▶ [PROBLEM DETAILS]:
Which lines in the records below contain the word "section"? Copy each of them.

▶ [RECORDS SHOWN]:
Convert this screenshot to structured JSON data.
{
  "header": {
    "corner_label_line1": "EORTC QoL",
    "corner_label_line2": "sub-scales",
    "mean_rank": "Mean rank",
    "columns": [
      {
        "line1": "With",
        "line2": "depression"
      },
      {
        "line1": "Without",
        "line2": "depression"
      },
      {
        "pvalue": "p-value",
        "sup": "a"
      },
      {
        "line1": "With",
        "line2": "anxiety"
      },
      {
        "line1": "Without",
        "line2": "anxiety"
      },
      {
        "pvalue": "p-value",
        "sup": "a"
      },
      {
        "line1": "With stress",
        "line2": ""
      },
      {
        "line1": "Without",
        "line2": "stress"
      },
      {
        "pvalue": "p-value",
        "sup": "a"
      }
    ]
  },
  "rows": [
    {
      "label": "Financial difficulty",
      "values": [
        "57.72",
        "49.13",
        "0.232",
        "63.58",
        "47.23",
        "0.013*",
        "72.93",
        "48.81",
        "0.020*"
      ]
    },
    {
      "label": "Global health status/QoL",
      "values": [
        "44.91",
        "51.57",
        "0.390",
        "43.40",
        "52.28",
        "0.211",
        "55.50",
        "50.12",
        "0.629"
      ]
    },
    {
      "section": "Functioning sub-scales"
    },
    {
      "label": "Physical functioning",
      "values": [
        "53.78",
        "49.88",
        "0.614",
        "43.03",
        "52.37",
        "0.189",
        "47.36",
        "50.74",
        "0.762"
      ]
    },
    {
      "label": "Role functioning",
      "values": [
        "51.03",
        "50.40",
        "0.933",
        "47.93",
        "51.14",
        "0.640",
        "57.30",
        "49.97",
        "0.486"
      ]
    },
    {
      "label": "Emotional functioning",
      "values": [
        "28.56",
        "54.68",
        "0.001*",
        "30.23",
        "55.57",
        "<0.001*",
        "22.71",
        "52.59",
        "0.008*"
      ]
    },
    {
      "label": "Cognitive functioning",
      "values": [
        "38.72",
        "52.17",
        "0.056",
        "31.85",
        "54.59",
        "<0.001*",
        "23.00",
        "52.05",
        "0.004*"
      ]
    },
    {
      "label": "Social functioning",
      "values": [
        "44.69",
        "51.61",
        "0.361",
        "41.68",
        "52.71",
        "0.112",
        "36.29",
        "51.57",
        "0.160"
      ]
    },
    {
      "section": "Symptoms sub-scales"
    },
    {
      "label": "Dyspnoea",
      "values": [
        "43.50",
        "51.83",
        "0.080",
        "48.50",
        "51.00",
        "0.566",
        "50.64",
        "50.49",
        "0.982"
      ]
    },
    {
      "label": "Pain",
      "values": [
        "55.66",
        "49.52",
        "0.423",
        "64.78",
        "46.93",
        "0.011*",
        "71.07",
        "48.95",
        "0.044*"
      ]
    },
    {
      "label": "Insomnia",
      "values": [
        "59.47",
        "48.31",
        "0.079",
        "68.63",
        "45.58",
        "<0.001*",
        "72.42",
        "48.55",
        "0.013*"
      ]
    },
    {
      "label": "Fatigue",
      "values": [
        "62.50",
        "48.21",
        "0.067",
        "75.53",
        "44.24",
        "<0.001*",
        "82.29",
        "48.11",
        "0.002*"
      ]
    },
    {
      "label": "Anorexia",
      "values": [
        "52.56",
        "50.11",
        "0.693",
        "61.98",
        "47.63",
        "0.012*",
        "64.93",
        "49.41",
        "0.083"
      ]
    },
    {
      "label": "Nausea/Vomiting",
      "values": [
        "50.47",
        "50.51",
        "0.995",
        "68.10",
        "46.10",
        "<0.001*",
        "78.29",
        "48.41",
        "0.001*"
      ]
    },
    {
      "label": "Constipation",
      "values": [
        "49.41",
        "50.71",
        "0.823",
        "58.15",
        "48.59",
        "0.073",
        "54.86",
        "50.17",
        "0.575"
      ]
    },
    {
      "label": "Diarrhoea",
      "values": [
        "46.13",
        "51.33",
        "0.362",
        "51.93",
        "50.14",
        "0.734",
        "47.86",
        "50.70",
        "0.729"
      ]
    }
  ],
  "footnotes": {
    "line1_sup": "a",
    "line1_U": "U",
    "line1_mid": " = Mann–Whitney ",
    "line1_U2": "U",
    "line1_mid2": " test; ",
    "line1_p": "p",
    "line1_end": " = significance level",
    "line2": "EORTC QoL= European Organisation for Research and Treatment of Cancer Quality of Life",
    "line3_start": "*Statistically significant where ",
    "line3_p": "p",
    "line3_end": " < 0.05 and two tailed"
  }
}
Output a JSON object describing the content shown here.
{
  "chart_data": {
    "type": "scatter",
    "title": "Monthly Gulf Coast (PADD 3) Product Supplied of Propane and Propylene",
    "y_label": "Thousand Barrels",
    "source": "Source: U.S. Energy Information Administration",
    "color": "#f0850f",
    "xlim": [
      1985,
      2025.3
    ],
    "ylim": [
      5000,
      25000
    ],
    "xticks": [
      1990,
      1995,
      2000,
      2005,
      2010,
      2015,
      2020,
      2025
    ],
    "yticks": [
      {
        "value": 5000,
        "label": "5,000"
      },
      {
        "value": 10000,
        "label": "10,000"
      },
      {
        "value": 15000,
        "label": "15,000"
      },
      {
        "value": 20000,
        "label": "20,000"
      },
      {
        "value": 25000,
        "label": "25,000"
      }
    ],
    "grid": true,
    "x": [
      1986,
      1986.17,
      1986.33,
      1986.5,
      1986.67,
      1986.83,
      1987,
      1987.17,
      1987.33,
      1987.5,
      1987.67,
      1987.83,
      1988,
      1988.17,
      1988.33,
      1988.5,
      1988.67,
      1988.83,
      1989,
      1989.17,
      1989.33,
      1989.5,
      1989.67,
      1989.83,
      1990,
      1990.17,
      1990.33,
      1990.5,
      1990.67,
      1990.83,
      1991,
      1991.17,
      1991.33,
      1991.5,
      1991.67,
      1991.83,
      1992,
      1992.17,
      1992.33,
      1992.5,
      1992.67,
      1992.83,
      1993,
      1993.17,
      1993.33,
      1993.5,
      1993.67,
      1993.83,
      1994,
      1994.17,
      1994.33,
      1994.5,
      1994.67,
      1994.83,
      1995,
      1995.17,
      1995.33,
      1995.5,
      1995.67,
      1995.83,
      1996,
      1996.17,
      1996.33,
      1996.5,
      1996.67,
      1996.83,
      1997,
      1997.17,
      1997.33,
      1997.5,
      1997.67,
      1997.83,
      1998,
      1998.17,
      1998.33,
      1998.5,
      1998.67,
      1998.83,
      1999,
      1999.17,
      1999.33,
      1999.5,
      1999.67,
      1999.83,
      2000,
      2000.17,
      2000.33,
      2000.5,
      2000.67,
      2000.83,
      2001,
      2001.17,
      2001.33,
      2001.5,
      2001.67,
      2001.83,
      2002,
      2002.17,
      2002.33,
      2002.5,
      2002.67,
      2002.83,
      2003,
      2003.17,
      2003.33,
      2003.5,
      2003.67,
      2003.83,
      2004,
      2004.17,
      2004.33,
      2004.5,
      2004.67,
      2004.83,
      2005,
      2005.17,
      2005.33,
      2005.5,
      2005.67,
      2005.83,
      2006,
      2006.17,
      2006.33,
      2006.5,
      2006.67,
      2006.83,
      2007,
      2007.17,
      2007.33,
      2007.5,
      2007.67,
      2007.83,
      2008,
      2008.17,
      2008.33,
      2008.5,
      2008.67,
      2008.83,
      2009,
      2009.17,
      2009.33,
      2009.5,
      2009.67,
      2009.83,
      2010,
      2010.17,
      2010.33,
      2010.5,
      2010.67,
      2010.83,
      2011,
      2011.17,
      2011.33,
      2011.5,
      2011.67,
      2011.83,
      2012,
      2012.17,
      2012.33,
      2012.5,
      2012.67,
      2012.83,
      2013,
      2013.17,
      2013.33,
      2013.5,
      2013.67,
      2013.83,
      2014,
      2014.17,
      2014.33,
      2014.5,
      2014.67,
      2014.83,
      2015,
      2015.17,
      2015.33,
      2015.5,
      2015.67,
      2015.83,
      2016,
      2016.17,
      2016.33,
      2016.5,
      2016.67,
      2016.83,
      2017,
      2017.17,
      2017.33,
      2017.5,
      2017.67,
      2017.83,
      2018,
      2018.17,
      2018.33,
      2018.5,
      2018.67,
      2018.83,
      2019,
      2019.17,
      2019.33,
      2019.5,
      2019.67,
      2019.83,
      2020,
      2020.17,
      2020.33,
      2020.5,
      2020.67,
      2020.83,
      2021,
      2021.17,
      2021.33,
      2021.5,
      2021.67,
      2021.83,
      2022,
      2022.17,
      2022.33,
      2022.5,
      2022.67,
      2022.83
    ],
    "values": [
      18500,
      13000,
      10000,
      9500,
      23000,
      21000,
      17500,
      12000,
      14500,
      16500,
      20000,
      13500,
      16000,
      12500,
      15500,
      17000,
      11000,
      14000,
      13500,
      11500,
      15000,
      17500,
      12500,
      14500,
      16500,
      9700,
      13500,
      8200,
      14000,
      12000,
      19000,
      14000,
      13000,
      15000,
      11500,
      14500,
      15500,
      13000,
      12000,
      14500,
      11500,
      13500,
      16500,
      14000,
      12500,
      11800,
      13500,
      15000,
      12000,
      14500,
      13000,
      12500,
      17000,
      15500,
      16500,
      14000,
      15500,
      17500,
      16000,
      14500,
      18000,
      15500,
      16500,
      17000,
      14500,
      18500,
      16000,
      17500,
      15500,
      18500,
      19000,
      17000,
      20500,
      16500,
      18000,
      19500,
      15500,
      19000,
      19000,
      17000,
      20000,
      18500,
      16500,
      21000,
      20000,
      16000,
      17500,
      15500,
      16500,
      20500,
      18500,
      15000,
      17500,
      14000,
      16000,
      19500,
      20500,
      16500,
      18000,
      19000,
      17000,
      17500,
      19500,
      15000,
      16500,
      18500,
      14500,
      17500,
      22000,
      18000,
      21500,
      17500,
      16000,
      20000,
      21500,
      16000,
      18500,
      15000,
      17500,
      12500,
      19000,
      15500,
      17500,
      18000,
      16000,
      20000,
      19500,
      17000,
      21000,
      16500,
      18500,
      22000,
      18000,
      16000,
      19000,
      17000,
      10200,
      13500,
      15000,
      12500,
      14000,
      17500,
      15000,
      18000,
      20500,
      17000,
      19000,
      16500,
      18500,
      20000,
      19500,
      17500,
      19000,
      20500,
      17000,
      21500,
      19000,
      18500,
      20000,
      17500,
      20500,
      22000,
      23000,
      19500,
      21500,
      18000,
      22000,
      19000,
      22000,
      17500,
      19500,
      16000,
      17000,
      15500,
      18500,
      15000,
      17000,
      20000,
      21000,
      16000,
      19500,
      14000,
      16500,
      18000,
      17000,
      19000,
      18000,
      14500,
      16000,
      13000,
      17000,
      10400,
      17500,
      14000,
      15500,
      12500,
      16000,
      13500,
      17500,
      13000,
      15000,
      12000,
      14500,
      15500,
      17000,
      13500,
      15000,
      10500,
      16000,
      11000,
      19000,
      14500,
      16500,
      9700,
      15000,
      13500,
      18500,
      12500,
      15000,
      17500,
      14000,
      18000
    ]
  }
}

▶ [EXERCISE RESULT]:
      "section": "Functioning sub-scales"
      "section": "Symptoms sub-scales"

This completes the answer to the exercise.